----- Listing -----
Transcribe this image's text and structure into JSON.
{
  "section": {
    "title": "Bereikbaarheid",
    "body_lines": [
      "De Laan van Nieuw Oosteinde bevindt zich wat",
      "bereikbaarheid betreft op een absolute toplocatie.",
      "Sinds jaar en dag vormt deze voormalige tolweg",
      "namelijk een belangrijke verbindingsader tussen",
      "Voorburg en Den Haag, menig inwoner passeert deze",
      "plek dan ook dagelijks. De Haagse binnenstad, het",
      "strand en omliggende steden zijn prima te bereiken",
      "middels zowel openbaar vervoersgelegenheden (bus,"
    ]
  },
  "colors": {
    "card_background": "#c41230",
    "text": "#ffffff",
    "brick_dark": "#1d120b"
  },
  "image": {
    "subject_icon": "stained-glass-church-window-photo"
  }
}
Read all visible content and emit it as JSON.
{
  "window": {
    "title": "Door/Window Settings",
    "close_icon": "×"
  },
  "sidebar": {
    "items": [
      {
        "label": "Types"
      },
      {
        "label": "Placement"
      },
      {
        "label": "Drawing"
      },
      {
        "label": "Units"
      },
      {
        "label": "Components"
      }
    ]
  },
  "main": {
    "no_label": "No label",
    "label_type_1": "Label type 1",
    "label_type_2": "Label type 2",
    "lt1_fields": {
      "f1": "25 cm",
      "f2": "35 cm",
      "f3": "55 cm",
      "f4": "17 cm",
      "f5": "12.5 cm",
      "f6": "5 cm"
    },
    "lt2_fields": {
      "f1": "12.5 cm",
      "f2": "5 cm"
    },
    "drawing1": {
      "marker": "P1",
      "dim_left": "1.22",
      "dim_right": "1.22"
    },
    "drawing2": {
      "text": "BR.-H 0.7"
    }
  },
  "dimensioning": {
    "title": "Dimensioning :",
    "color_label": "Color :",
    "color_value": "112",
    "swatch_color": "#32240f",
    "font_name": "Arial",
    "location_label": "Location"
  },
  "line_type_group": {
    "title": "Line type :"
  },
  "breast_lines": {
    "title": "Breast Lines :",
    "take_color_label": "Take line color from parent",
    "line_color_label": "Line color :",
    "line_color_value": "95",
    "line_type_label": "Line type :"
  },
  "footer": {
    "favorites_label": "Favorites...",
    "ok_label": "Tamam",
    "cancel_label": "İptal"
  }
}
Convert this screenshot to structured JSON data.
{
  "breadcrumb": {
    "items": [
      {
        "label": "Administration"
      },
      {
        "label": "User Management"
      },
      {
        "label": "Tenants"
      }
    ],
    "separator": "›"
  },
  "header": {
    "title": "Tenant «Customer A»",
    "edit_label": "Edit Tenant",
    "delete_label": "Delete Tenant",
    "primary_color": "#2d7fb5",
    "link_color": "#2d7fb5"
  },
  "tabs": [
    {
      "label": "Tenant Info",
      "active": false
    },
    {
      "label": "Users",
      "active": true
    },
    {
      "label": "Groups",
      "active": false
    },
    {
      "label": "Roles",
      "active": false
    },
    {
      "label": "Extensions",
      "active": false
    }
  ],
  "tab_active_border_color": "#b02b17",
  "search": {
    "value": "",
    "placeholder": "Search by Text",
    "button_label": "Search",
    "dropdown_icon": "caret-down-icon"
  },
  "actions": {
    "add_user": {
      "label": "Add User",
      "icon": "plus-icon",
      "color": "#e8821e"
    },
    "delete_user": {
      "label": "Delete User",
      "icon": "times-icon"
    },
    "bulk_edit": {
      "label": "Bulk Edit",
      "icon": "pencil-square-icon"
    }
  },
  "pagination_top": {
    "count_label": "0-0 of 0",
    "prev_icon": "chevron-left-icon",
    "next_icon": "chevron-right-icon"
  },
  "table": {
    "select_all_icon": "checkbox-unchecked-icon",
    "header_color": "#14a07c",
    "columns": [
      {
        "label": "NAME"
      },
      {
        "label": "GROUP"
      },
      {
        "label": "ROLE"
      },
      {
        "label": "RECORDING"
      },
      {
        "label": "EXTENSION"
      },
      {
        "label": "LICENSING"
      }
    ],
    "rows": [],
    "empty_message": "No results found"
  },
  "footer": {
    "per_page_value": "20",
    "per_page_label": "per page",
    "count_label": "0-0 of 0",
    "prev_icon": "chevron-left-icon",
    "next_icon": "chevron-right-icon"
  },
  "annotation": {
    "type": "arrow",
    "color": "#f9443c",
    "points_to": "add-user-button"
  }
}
-----
_Your goal_.
Please output every record, keeping each line exact.

_Output of the task_.
Transcribe this image's text and structure into JSON.
{
  "section": {
    "title": "Bereikbaarheid",
    "body_lines": [
      "De Laan van Nieuw Oosteinde bevindt zich wat",
      "bereikbaarheid betreft op een absolute toplocatie.",
      "Sinds jaar en dag vormt deze voormalige tolweg",
      "namelijk een belangrijke verbindingsader tussen",
      "Voorburg en Den Haag, menig inwoner passeert deze",
      "plek dan ook dagelijks. De Haagse binnenstad, het",
      "strand en omliggende steden zijn prima te bereiken",
      "middels zowel openbaar vervoersgelegenheden (bus,"
    ]
  },
  "colors": {
    "card_background": "#c41230",
    "text": "#ffffff",
    "brick_dark": "#1d120b"
  },
  "image": {
    "subject_icon": "stained-glass-church-window-photo"
  }
}
Read all visible content and emit it as JSON.
{
  "window": {
    "title": "Door/Window Settings",
    "close_icon": "×"
  },
  "sidebar": {
    "items": [
      {
        "label": "Types"
      },
      {
        "label": "Placement"
      },
      {
        "label": "Drawing"
      },
      {
        "label": "Units"
      },
      {
        "label": "Components"
      }
    ]
  },
  "main": {
    "no_label": "No label",
    "label_type_1": "Label type 1",
    "label_type_2": "Label type 2",
    "lt1_fields": {
      "f1": "25 cm",
      "f2": "35 cm",
      "f3": "55 cm",
      "f4": "17 cm",
      "f5": "12.5 cm",
      "f6": "5 cm"
    },
    "lt2_fields": {
      "f1": "12.5 cm",
      "f2": "5 cm"
    },
    "drawing1": {
      "marker": "P1",
      "dim_left": "1.22",
      "dim_right": "1.22"
    },
    "drawing2": {
      "text": "BR.-H 0.7"
    }
  },
  "dimensioning": {
    "title": "Dimensioning :",
    "color_label": "Color :",
    "color_value": "112",
    "swatch_color": "#32240f",
    "font_name": "Arial",
    "location_label": "Location"
  },
  "line_type_group": {
    "title": "Line type :"
  },
  "breast_lines": {
    "title": "Breast Lines :",
    "take_color_label": "Take line color from parent",
    "line_color_label": "Line color :",
    "line_color_value": "95",
    "line_type_label": "Line type :"
  },
  "footer": {
    "favorites_label": "Favorites...",
    "ok_label": "Tamam",
    "cancel_label": "İptal"
  }
}
Convert this screenshot to structured JSON data.
{
  "breadcrumb": {
    "items": [
      {
        "label": "Administration"
      },
      {
        "label": "User Management"
      },
      {
        "label": "Tenants"
      }
    ],
    "separator": "›"
  },
  "header": {
    "title": "Tenant «Customer A»",
    "edit_label": "Edit Tenant",
    "delete_label": "Delete Tenant",
    "primary_color": "#2d7fb5",
    "link_color": "#2d7fb5"
  },
  "tabs": [
    {
      "label": "Tenant Info",
      "active": false
    },
    {
      "label": "Users",
      "active": true
    },
    {
      "label": "Groups",
      "active": false
    },
    {
      "label": "Roles",
      "active": false
    },
    {
      "label": "Extensions",
      "active": false
    }
  ],
  "tab_active_border_color": "#b02b17",
  "search": {
    "value": "",
    "placeholder": "Search by Text",
    "button_label": "Search",
    "dropdown_icon": "caret-down-icon"
  },
  "actions": {
    "add_user": {
      "label": "Add User",
      "icon": "plus-icon",
      "color": "#e8821e"
    },
    "delete_user": {
      "label": "Delete User",
      "icon": "times-icon"
    },
    "bulk_edit": {
      "label": "Bulk Edit",
      "icon": "pencil-square-icon"
    }
  },
  "pagination_top": {
    "count_label": "0-0 of 0",
    "prev_icon": "chevron-left-icon",
    "next_icon": "chevron-right-icon"
  },
  "table": {
    "select_all_icon": "checkbox-unchecked-icon",
    "header_color": "#14a07c",
    "columns": [
      {
        "label": "NAME"
      },
      {
        "label": "GROUP"
      },
      {
        "label": "ROLE"
      },
      {
        "label": "RECORDING"
      },
      {
        "label": "EXTENSION"
      },
      {
        "label": "LICENSING"
      }
    ],
    "rows": [],
    "empty_message": "No results found"
  },
  "footer": {
    "per_page_value": "20",
    "per_page_label": "per page",
    "count_label": "0-0 of 0",
    "prev_icon": "chevron-left-icon",
    "next_icon": "chevron-right-icon"
  },
  "annotation": {
    "type": "arrow",
    "color": "#f9443c",
    "points_to": "add-user-button"
  }
}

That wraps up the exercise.